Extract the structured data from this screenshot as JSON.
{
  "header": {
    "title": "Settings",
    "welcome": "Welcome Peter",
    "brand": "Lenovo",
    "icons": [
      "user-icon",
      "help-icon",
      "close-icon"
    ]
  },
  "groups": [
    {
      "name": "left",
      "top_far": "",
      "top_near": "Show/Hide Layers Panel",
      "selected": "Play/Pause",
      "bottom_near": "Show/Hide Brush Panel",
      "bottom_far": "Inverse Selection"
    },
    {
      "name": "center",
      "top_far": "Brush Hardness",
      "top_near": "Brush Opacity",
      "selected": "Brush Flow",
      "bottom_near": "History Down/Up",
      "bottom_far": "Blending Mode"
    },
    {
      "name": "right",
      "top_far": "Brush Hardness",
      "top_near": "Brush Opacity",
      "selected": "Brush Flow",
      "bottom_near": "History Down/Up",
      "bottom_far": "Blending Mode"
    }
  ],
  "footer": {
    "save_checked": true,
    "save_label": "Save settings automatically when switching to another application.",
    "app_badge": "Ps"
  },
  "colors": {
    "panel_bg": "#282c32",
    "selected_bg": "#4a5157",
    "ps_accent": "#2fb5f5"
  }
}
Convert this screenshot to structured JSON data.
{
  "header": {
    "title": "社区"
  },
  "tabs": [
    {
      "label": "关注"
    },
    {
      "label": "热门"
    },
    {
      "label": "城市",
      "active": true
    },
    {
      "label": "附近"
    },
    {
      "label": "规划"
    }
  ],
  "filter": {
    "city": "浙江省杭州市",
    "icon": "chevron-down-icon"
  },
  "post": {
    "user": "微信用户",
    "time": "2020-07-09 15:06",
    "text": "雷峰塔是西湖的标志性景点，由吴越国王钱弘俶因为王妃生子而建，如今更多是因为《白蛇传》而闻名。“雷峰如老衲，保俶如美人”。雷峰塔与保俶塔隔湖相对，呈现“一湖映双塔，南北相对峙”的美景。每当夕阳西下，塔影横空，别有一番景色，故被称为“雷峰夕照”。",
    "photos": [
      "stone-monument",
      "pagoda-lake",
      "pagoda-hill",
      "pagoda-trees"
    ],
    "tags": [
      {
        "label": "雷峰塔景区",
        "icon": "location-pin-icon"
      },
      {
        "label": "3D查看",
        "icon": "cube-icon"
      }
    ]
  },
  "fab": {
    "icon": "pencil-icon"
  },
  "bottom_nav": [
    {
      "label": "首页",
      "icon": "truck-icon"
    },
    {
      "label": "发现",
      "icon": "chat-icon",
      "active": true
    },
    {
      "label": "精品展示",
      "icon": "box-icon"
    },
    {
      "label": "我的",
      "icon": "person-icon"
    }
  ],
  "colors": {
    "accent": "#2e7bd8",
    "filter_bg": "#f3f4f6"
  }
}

--------------------------------

• [Set problem]:
In the records above, locate every line with the string "Show" and copy it.

• [Task answer]:
      "top_near": "Show/Hide Layers Panel",
      "bottom_near": "Show/Hide Brush Panel",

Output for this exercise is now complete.